- _REQUIREMENTS_
Find the word "JSON" in the listing; pull out each line holding it.

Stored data
=====
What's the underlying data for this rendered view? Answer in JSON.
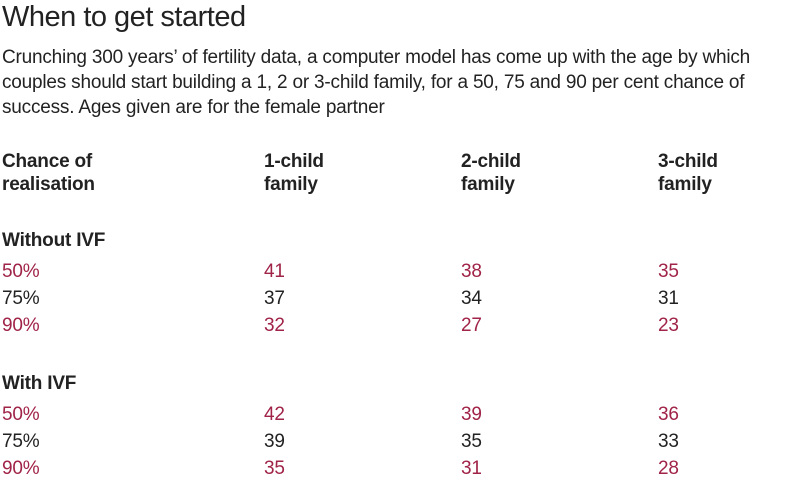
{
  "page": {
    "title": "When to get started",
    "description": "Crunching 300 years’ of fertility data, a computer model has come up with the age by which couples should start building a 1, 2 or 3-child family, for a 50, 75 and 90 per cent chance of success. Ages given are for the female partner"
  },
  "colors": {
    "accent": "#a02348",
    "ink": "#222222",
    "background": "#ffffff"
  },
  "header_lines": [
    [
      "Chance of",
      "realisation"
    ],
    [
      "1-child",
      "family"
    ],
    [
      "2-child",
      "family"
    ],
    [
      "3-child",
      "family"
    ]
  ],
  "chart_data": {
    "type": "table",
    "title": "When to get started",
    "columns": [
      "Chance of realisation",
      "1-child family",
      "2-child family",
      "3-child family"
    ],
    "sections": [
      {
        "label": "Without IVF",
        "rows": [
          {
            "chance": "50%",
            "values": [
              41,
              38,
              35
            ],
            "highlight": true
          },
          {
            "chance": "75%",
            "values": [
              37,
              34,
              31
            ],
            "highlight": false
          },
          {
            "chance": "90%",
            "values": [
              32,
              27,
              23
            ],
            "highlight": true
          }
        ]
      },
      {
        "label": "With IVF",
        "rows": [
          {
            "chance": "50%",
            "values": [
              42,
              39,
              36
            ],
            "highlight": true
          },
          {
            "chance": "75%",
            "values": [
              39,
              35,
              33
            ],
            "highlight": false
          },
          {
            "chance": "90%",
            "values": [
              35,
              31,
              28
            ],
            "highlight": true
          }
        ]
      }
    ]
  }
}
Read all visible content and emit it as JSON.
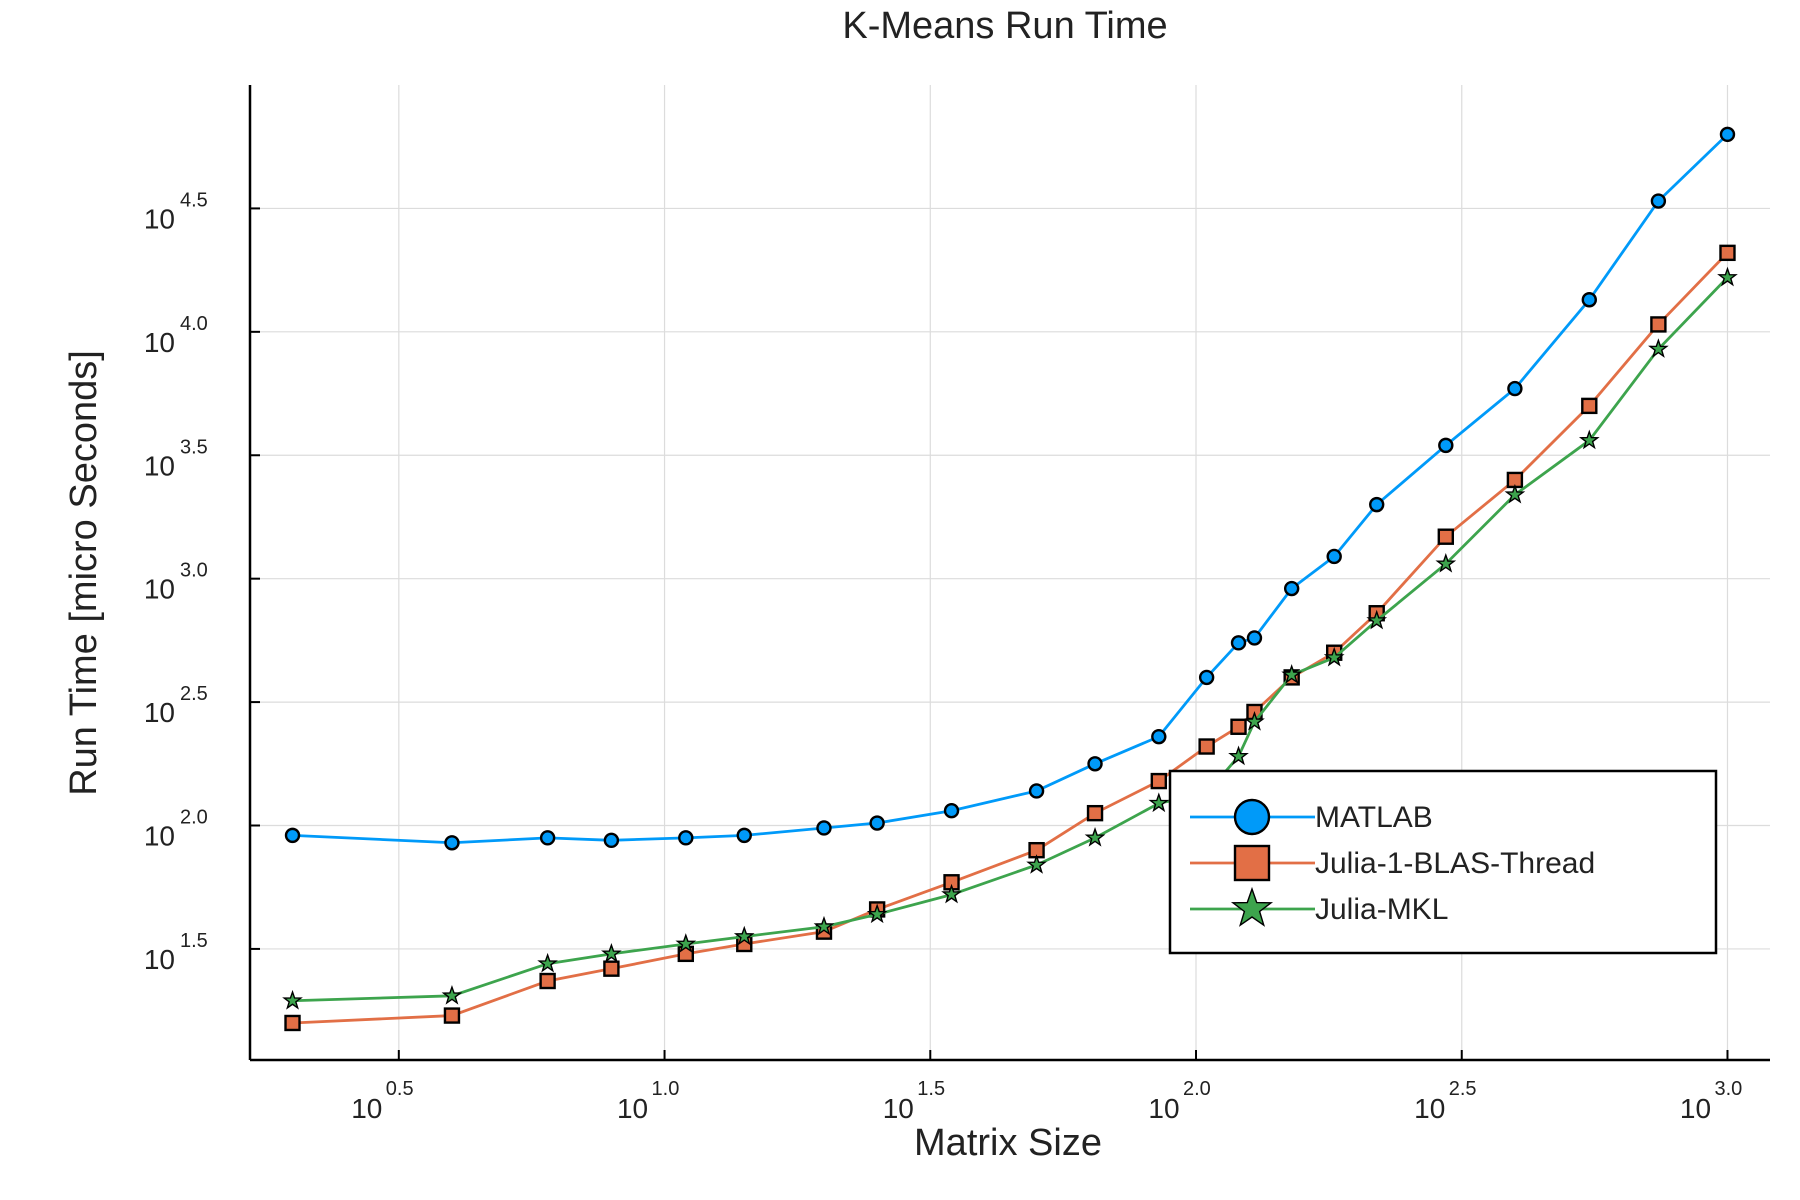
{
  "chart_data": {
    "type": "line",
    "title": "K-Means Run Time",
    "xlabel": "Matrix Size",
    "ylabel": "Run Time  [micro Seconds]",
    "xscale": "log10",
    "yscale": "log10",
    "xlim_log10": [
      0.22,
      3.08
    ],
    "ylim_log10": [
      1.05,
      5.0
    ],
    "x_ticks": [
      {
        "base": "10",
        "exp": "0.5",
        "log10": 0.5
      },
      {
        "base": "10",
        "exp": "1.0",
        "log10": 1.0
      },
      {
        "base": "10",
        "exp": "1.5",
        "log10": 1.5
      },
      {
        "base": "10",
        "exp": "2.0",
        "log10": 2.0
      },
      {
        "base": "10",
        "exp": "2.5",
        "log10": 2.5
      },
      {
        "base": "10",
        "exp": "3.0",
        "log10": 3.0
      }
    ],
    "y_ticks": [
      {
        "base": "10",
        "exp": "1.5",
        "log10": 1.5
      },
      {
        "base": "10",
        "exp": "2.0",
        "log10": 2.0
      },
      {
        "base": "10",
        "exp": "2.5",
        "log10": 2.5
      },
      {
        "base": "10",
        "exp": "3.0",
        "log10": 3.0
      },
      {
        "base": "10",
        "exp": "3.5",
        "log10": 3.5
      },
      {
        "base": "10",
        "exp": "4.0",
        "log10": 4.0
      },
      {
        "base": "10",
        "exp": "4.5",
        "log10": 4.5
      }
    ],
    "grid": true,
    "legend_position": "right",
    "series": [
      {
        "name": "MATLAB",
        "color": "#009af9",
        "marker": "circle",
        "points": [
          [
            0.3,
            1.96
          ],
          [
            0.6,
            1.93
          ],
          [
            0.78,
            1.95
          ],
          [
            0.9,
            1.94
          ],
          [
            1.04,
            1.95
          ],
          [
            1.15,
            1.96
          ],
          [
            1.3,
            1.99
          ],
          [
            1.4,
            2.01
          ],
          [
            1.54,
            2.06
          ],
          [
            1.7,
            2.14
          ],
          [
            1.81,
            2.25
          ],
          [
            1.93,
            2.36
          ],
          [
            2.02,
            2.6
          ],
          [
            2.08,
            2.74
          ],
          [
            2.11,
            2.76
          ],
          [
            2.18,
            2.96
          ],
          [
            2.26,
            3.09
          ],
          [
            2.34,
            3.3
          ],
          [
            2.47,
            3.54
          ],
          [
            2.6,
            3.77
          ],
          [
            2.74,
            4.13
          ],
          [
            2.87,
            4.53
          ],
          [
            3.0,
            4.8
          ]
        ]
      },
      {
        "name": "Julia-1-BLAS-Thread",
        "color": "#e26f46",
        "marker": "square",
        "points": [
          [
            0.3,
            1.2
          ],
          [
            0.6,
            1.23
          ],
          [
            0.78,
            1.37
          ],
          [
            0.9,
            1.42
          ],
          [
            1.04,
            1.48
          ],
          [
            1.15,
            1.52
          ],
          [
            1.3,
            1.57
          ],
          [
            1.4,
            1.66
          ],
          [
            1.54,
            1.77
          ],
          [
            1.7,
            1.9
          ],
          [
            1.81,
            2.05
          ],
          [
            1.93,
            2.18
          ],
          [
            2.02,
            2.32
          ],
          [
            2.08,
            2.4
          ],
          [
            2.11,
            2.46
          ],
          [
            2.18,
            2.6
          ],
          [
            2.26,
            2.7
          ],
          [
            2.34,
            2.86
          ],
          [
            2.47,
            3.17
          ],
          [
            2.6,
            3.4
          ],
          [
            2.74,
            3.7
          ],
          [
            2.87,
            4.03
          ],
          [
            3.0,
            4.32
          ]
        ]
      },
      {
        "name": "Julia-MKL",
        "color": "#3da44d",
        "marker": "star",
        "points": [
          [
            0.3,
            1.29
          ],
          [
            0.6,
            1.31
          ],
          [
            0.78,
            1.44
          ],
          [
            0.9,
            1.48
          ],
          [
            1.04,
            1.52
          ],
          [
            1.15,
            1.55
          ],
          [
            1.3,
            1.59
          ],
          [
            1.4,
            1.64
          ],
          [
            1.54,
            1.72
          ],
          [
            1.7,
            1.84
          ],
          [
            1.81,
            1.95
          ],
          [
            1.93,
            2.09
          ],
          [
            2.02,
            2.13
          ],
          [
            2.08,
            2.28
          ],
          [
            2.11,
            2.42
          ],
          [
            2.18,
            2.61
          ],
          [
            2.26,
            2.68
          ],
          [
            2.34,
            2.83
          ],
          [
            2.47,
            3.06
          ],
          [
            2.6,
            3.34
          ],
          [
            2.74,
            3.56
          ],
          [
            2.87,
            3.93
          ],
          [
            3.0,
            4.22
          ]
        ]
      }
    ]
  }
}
=====
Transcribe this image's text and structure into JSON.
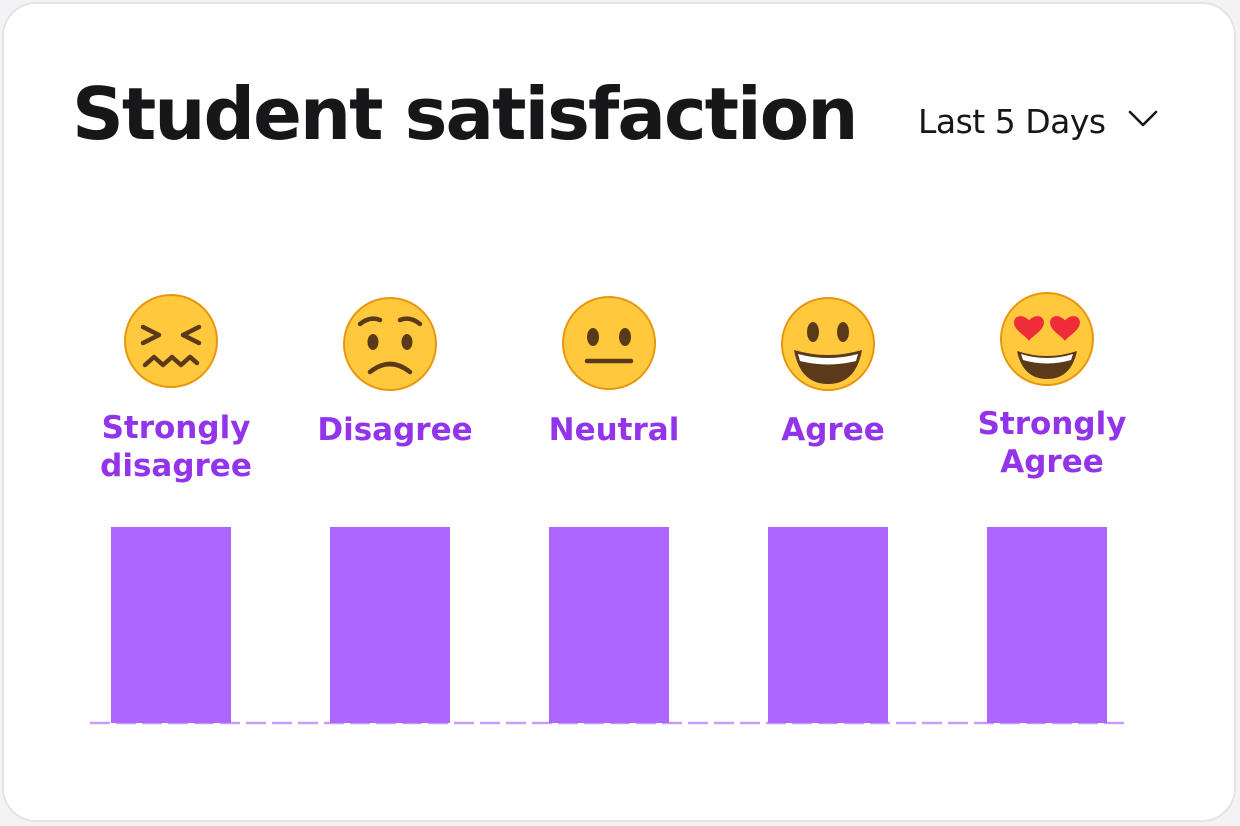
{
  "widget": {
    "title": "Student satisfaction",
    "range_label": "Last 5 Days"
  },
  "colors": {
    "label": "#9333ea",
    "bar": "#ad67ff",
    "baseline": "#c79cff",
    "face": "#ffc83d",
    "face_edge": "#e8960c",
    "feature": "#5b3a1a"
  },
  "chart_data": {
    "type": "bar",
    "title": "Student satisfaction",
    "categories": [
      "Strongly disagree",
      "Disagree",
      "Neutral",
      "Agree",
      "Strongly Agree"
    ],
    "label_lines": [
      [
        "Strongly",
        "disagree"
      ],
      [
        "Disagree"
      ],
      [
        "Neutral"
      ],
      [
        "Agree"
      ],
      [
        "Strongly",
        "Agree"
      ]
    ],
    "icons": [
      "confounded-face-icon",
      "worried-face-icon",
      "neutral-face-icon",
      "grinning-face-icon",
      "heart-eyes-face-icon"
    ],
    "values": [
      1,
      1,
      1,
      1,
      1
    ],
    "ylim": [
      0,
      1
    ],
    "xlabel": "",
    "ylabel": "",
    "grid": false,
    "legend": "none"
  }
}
=====
- _EXPECTED ANSWER_
What's the underlying data for this rendered view? Answer in JSON.
Read all visible content and emit it as JSON.
Transcribe this image's text and structure into JSON.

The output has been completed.